Every line that holds the string "color" is to be identified and copied.

——————

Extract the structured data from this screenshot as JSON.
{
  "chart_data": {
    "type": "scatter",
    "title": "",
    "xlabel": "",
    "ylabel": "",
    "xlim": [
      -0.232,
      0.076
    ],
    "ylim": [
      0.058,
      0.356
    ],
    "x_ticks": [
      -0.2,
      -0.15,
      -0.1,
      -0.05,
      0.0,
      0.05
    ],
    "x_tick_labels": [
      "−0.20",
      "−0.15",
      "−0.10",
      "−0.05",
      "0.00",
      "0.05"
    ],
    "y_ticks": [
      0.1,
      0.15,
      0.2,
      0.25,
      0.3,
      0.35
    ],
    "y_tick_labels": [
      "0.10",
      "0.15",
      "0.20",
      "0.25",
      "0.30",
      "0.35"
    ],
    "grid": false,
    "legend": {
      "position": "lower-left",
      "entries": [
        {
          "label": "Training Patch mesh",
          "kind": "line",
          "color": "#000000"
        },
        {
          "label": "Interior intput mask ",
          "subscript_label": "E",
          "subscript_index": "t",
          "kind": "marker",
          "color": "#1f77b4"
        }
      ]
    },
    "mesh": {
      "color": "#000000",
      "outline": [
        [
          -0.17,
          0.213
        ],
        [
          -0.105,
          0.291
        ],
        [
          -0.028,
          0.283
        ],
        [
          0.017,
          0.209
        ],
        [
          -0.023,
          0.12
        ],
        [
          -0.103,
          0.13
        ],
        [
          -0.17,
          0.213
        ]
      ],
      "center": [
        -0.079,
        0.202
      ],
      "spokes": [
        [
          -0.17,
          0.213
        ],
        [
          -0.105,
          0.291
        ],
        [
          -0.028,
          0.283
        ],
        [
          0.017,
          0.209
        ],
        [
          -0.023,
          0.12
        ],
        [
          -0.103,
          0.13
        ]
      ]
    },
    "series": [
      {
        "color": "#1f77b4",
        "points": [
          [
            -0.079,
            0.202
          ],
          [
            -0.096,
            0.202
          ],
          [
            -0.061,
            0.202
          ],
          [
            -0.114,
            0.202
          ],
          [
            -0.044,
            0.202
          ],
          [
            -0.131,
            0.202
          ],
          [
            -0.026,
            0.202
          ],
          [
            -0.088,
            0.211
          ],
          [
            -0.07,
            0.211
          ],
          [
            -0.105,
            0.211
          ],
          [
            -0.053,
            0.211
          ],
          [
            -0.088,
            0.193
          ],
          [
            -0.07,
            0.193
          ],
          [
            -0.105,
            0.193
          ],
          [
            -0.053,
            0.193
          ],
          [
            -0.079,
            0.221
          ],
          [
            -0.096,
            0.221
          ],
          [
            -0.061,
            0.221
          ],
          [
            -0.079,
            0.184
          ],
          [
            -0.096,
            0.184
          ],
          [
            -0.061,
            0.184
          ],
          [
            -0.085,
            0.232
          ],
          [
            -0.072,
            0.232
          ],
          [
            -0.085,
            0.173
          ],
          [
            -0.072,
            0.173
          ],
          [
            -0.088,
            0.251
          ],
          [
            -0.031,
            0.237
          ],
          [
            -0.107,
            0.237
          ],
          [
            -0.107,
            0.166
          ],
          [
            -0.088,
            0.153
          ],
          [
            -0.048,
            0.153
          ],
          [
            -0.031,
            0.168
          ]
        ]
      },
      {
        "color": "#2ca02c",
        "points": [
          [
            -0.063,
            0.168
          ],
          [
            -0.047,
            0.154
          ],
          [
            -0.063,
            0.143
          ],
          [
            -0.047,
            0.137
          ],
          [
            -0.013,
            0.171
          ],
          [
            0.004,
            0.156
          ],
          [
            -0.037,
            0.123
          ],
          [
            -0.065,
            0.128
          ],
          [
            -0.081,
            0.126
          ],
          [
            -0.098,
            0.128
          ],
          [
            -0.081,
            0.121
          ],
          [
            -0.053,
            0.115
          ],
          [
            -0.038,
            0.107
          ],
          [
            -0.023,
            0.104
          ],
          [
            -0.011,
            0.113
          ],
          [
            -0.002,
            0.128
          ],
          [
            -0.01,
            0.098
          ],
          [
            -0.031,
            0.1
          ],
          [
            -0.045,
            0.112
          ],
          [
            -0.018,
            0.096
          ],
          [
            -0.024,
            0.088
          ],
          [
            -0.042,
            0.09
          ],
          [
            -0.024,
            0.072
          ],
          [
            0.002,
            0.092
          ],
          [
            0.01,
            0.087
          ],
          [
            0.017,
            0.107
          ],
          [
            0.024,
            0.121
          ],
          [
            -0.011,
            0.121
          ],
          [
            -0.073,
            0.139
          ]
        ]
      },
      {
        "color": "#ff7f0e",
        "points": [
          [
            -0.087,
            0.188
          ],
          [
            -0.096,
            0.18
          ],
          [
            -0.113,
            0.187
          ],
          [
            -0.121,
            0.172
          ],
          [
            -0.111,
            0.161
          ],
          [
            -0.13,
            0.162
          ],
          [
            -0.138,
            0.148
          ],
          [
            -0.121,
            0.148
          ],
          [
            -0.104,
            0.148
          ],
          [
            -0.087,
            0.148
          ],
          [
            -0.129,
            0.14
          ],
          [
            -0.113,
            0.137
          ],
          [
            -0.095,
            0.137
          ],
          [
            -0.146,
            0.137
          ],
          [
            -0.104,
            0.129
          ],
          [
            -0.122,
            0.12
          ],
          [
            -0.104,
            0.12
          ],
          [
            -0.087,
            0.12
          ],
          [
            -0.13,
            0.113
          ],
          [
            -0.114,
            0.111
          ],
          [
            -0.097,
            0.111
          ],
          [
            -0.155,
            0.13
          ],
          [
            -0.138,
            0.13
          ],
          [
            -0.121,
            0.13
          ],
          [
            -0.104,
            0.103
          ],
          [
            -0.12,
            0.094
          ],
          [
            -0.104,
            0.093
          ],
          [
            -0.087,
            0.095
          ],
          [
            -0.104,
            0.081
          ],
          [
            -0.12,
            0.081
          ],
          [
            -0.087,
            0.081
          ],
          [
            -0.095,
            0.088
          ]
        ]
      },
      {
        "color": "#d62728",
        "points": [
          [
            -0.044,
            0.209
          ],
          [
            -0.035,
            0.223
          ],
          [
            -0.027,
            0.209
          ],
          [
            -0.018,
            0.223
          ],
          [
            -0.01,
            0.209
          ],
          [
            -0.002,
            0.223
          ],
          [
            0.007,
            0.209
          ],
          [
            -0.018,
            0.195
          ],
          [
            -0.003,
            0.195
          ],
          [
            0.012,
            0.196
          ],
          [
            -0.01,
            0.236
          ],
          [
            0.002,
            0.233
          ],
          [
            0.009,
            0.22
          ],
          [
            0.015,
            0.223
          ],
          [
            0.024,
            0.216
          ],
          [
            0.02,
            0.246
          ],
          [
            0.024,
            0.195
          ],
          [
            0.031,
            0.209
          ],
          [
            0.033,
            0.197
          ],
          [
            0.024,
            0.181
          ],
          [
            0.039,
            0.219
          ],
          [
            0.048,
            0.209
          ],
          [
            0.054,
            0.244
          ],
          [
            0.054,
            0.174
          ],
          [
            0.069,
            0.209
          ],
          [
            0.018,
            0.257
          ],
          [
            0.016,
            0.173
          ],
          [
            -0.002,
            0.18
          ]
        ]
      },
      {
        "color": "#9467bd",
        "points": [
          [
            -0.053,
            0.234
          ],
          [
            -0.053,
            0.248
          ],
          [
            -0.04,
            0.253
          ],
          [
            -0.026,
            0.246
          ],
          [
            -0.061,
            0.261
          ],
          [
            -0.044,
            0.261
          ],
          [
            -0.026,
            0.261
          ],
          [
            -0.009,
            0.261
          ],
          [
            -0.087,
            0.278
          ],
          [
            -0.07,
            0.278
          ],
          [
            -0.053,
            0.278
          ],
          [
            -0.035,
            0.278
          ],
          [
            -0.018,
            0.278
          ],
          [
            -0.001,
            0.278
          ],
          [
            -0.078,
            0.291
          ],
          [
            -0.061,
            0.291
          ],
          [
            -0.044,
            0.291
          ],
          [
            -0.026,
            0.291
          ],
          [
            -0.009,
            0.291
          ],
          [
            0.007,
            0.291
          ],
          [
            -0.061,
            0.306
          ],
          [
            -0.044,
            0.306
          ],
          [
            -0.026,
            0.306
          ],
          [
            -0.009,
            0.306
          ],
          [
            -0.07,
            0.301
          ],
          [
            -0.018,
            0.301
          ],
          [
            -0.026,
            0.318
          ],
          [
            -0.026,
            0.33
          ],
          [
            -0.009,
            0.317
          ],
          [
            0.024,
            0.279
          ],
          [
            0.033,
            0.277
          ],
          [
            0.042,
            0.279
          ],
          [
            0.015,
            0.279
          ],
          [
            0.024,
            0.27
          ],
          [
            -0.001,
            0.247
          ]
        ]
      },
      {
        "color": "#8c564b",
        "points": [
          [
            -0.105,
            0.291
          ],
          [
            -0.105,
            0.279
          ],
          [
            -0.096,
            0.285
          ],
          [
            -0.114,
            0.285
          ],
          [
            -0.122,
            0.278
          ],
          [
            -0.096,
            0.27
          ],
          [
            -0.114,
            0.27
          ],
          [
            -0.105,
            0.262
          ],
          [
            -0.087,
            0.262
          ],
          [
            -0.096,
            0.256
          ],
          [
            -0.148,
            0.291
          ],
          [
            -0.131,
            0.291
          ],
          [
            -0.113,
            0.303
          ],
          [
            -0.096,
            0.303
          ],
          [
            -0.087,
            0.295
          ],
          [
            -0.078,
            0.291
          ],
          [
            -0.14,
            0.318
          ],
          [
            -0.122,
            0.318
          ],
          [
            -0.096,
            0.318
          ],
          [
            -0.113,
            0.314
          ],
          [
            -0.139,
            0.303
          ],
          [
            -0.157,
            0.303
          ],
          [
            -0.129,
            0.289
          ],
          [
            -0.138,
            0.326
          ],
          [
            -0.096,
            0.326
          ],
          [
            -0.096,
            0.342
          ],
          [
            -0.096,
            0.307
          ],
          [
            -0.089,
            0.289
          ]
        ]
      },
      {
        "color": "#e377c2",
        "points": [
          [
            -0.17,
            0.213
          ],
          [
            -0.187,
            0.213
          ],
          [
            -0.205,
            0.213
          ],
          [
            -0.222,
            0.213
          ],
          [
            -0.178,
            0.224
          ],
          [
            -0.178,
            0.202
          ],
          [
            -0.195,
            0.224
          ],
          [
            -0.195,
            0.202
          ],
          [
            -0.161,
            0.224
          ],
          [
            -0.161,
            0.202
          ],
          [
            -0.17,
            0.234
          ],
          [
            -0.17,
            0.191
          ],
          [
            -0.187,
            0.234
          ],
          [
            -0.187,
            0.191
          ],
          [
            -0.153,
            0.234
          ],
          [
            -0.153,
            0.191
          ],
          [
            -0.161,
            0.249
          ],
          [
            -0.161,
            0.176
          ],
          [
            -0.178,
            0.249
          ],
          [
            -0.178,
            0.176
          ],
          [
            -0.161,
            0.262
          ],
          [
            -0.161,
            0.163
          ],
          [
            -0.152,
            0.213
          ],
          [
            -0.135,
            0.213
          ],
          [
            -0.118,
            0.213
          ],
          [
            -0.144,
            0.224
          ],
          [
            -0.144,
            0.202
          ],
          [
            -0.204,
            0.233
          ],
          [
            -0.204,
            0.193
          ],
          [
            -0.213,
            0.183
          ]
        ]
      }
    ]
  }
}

——————

## RESPONSE TO THIS EXERCISE
          "color": "#000000"
          "color": "#1f77b4"
      "color": "#000000",
        "color": "#1f77b4",
        "color": "#2ca02c",
        "color": "#ff7f0e",
        "color": "#d62728",
        "color": "#9467bd",
        "color": "#8c564b",
        "color": "#e377c2",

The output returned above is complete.